BEGIN PROVIDED INFORMATION

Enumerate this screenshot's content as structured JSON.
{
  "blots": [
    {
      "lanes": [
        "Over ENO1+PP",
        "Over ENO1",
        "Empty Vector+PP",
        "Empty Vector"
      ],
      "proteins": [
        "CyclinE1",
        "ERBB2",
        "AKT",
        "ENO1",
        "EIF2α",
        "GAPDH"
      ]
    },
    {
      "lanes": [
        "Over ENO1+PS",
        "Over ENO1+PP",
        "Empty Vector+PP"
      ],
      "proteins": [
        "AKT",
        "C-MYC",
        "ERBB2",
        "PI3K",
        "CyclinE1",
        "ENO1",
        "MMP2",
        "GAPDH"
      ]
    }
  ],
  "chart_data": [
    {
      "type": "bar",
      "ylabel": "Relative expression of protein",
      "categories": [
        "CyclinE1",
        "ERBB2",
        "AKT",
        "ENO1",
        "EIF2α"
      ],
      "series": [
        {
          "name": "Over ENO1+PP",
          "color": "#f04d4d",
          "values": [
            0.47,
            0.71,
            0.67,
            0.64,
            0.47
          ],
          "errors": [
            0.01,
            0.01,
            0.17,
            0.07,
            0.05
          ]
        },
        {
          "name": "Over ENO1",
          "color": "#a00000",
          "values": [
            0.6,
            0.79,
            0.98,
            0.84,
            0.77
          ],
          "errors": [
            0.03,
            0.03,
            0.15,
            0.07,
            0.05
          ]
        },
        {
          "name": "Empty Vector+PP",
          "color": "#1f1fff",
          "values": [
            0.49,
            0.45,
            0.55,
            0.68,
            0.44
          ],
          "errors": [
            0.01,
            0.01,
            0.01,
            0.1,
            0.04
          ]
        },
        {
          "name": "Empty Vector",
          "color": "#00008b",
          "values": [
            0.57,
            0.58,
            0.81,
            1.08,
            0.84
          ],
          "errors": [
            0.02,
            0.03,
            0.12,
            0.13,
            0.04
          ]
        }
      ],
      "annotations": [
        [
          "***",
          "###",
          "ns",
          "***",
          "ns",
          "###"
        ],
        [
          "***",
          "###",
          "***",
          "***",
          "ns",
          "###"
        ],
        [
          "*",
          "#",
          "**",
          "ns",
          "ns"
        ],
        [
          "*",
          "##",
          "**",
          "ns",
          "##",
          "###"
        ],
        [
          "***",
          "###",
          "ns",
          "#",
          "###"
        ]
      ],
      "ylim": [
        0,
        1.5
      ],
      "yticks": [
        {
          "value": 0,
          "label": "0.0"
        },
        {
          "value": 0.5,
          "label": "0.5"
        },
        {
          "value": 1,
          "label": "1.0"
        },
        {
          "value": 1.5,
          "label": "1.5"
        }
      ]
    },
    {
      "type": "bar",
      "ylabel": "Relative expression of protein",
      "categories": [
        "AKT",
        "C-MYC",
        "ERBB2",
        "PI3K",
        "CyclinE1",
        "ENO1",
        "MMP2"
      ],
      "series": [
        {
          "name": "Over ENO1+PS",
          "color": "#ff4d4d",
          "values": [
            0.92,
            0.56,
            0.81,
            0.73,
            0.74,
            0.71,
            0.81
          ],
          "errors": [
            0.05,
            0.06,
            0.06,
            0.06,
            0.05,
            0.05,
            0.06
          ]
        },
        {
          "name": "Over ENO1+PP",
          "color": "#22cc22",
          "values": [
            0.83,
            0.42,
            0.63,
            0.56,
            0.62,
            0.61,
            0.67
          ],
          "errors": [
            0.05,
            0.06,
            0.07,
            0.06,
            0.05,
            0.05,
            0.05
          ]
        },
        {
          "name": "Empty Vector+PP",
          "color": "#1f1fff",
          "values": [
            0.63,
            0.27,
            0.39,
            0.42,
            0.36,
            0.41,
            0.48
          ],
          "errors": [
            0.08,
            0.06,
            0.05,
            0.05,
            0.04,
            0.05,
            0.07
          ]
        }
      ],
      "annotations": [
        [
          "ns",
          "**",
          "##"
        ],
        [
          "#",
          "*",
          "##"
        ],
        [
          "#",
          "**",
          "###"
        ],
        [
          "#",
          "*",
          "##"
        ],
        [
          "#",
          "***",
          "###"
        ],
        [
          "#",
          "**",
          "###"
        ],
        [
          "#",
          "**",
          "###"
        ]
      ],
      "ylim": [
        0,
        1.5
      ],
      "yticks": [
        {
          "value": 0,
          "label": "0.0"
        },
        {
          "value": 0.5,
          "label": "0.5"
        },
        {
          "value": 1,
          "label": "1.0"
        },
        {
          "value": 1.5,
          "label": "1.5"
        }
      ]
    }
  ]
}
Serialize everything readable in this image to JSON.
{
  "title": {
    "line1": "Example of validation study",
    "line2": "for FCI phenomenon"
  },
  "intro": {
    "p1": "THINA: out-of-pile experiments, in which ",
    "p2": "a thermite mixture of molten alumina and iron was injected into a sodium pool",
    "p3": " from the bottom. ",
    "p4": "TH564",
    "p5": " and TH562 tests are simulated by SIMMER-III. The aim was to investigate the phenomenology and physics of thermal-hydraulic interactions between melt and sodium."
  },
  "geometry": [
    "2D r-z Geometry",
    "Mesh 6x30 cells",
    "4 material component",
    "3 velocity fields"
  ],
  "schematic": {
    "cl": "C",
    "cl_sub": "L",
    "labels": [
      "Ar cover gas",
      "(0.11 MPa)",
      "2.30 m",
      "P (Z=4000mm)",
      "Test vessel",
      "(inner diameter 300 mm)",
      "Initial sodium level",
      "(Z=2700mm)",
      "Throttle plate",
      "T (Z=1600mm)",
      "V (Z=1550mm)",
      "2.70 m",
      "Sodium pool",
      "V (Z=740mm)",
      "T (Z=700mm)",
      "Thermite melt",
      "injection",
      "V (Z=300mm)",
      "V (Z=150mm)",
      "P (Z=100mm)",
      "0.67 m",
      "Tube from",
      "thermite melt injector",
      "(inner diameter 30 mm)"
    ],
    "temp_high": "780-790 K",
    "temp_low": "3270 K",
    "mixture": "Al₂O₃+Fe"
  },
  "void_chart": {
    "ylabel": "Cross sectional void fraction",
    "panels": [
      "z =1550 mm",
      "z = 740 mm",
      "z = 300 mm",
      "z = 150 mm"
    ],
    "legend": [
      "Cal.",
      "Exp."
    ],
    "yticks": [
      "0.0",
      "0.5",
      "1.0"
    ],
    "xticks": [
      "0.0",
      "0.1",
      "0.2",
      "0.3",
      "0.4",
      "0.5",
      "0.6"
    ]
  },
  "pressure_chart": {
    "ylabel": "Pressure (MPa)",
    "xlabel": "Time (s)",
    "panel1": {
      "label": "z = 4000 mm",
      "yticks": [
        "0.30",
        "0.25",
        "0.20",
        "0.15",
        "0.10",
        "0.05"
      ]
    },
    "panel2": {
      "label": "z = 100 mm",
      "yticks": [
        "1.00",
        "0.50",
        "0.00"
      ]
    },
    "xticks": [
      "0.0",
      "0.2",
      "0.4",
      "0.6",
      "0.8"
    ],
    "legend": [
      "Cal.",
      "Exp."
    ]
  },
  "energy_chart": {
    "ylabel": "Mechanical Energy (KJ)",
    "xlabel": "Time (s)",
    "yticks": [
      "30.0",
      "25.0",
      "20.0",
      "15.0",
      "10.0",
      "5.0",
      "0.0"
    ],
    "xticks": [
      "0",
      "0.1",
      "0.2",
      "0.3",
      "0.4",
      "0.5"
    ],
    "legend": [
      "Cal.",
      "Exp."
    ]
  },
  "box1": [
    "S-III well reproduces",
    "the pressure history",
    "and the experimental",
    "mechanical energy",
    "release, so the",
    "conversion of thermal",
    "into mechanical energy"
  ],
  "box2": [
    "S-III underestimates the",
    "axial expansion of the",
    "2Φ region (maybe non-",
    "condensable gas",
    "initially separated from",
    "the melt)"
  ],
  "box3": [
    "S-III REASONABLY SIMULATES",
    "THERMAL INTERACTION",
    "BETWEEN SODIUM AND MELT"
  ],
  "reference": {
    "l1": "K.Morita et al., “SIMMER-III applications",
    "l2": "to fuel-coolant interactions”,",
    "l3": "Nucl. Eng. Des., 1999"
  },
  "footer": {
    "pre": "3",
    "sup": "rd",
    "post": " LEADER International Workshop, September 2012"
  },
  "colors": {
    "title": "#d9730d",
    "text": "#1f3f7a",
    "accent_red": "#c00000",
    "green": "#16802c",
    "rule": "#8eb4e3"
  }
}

END PROVIDED INFORMATION

→ HOW TO COMPLETE THIS TASK
Give only the count of lines in the data that include the string "pool".

→ SOLVED EXERCISE
2